Problem to work on - Please go through the records below and return every line holding the word "sessions".

(Beginning of Listed records)

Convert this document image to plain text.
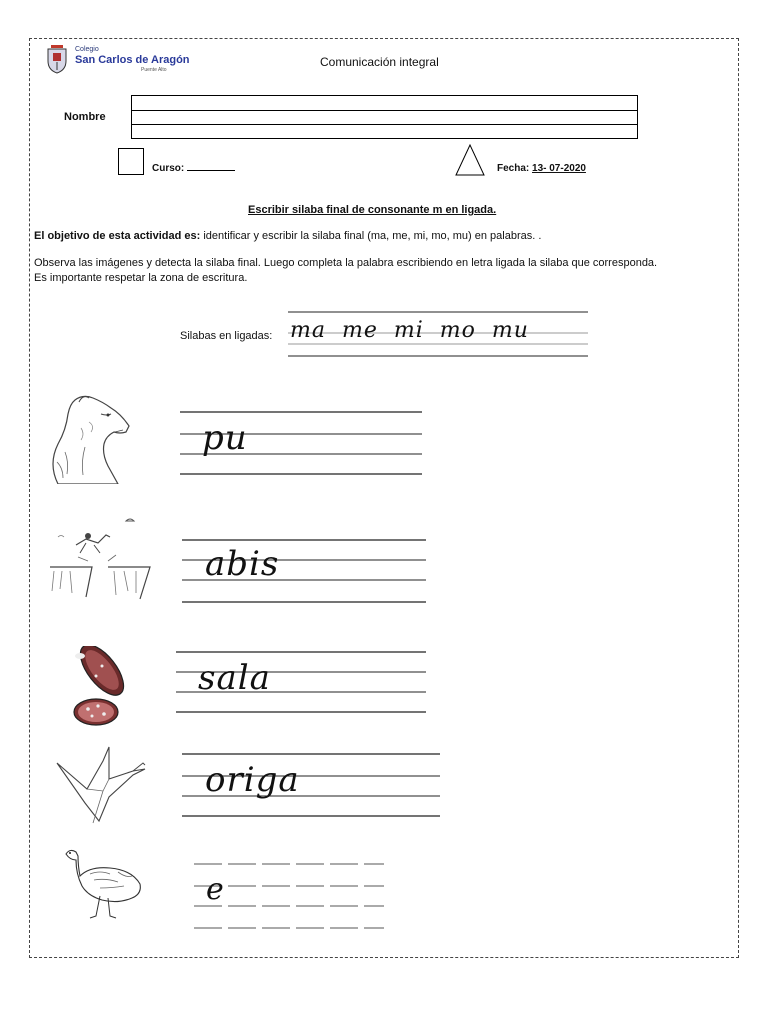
Colegio
San Carlos de Aragón
Puente Alto
Comunicación integral
Nombre
Curso:	Fecha: 13- 07-2020
Escribir silaba final de consonante m en ligada.
El objetivo de esta actividad es: identificar y escribir la silaba final (ma, me, mi, mo, mu) en palabras. .
Observa las imágenes y detecta la silaba final. Luego completa la palabra escribiendo en letra ligada la silaba que corresponda.
Es importante respetar la zona de escritura.
Silabas en ligadas: ma me mi mo mu
pu
abis
sala
origa
e
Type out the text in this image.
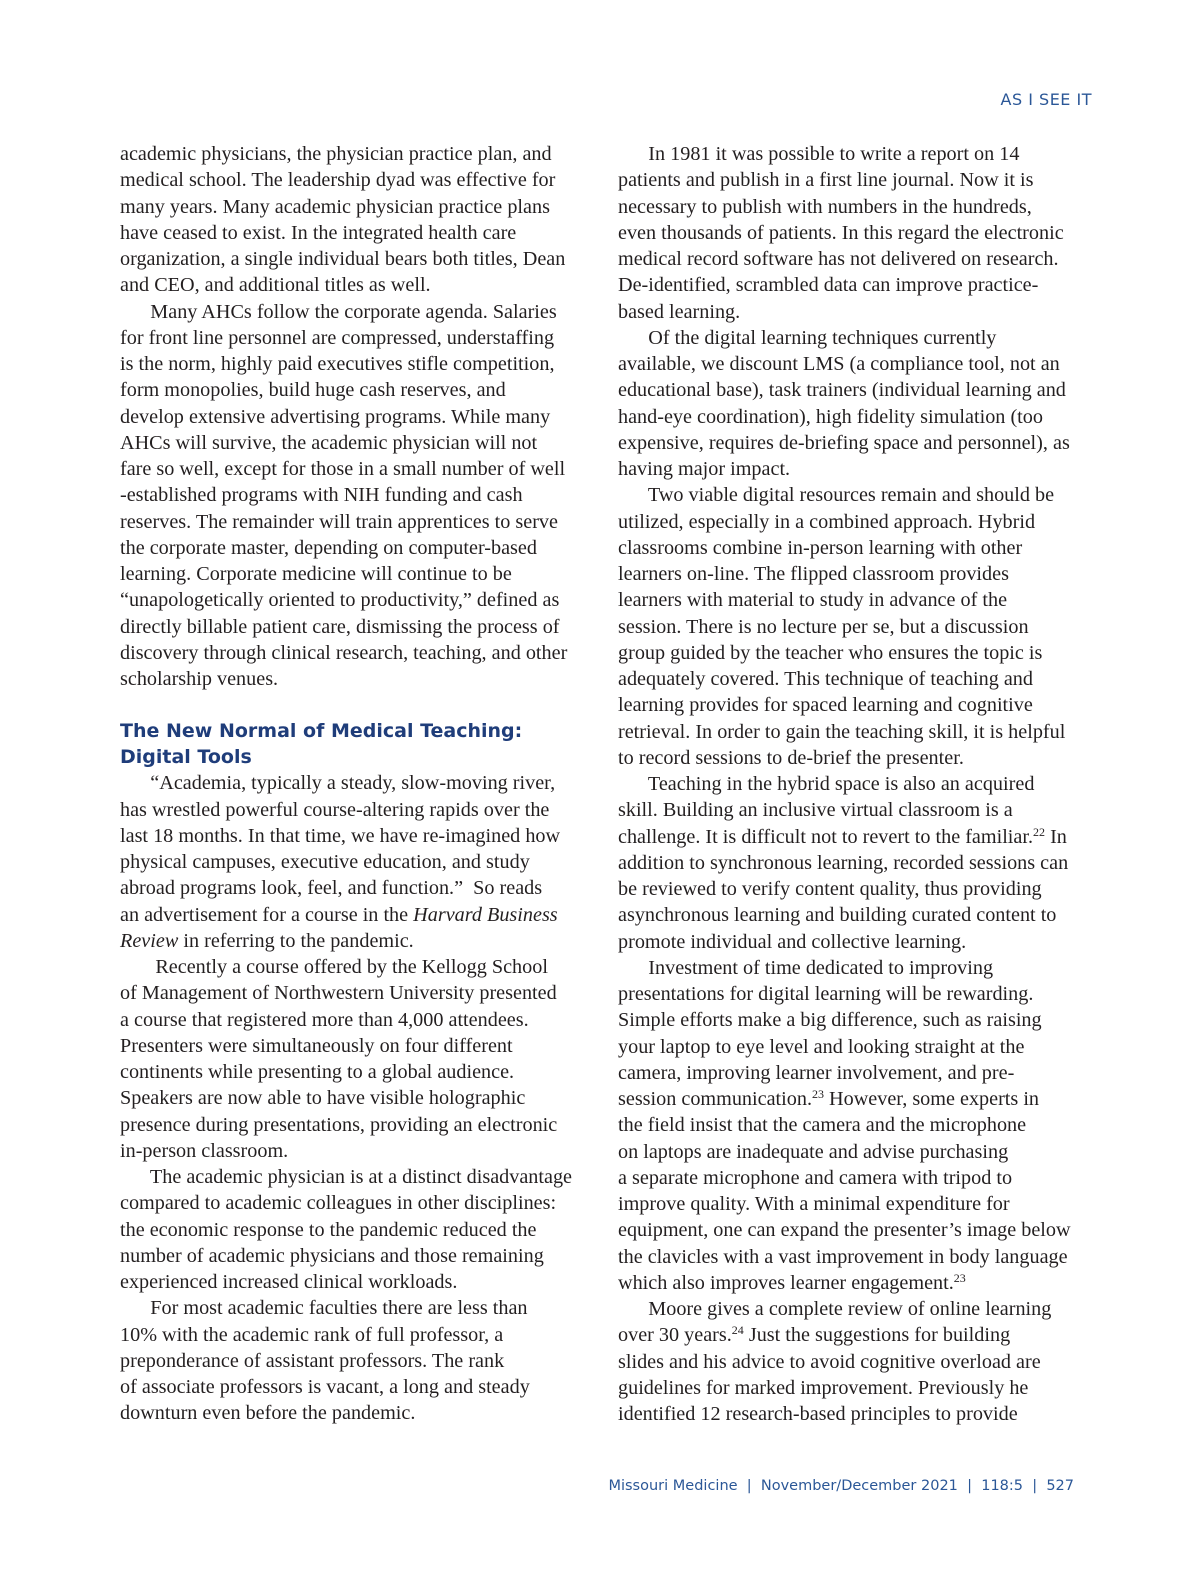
AS I SEE IT
academic physicians, the physician practice plan, and
medical school. The leadership dyad was effective for
many years. Many academic physician practice plans
have ceased to exist. In the integrated health care
organization, a single individual bears both titles, Dean
and CEO, and additional titles as well.
Many AHCs follow the corporate agenda. Salaries
for front line personnel are compressed, understaffing
is the norm, highly paid executives stifle competition,
form monopolies, build huge cash reserves, and
develop extensive advertising programs. While many
AHCs will survive, the academic physician will not
fare so well, except for those in a small number of well
-established programs with NIH funding and cash
reserves. The remainder will train apprentices to serve
the corporate master, depending on computer-based
learning. Corporate medicine will continue to be
“unapologetically oriented to productivity,” defined as
directly billable patient care, dismissing the process of
discovery through clinical research, teaching, and other
scholarship venues.
The New Normal of Medical Teaching:
Digital Tools
“Academia, typically a steady, slow-moving river,
has wrestled powerful course-altering rapids over the
last 18 months. In that time, we have re-imagined how
physical campuses, executive education, and study
abroad programs look, feel, and function.”  So reads
an advertisement for a course in the Harvard Business
Review in referring to the pandemic.
Recently a course offered by the Kellogg School
of Management of Northwestern University presented
a course that registered more than 4,000 attendees.
Presenters were simultaneously on four different
continents while presenting to a global audience.
Speakers are now able to have visible holographic
presence during presentations, providing an electronic
in-person classroom.
The academic physician is at a distinct disadvantage
compared to academic colleagues in other disciplines:
the economic response to the pandemic reduced the
number of academic physicians and those remaining
experienced increased clinical workloads.
For most academic faculties there are less than
10% with the academic rank of full professor, a
preponderance of assistant professors. The rank
of associate professors is vacant, a long and steady
downturn even before the pandemic.
In 1981 it was possible to write a report on 14
patients and publish in a first line journal. Now it is
necessary to publish with numbers in the hundreds,
even thousands of patients. In this regard the electronic
medical record software has not delivered on research.
De-identified, scrambled data can improve practice-
based learning.
Of the digital learning techniques currently
available, we discount LMS (a compliance tool, not an
educational base), task trainers (individual learning and
hand-eye coordination), high fidelity simulation (too
expensive, requires de-briefing space and personnel), as
having major impact.
Two viable digital resources remain and should be
utilized, especially in a combined approach. Hybrid
classrooms combine in-person learning with other
learners on-line. The flipped classroom provides
learners with material to study in advance of the
session. There is no lecture per se, but a discussion
group guided by the teacher who ensures the topic is
adequately covered. This technique of teaching and
learning provides for spaced learning and cognitive
retrieval. In order to gain the teaching skill, it is helpful
to record sessions to de-brief the presenter.
Teaching in the hybrid space is also an acquired
skill. Building an inclusive virtual classroom is a
challenge. It is difficult not to revert to the familiar.$^{22}$ In
addition to synchronous learning, recorded sessions can
be reviewed to verify content quality, thus providing
asynchronous learning and building curated content to
promote individual and collective learning.
Investment of time dedicated to improving
presentations for digital learning will be rewarding.
Simple efforts make a big difference, such as raising
your laptop to eye level and looking straight at the
camera, improving learner involvement, and pre-
session communication.$^{23}$ However, some experts in
the field insist that the camera and the microphone
on laptops are inadequate and advise purchasing
a separate microphone and camera with tripod to
improve quality. With a minimal expenditure for
equipment, one can expand the presenter’s image below
the clavicles with a vast improvement in body language
which also improves learner engagement.$^{23}$
Moore gives a complete review of online learning
over 30 years.$^{24}$ Just the suggestions for building
slides and his advice to avoid cognitive overload are
guidelines for marked improvement. Previously he
identified 12 research-based principles to provide
Missouri Medicine  |  November/December 2021  |  118:5  |  527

(End of Listed records)

Response to this task -
to record sessions to de-brief the presenter.
addition to synchronous learning, recorded sessions can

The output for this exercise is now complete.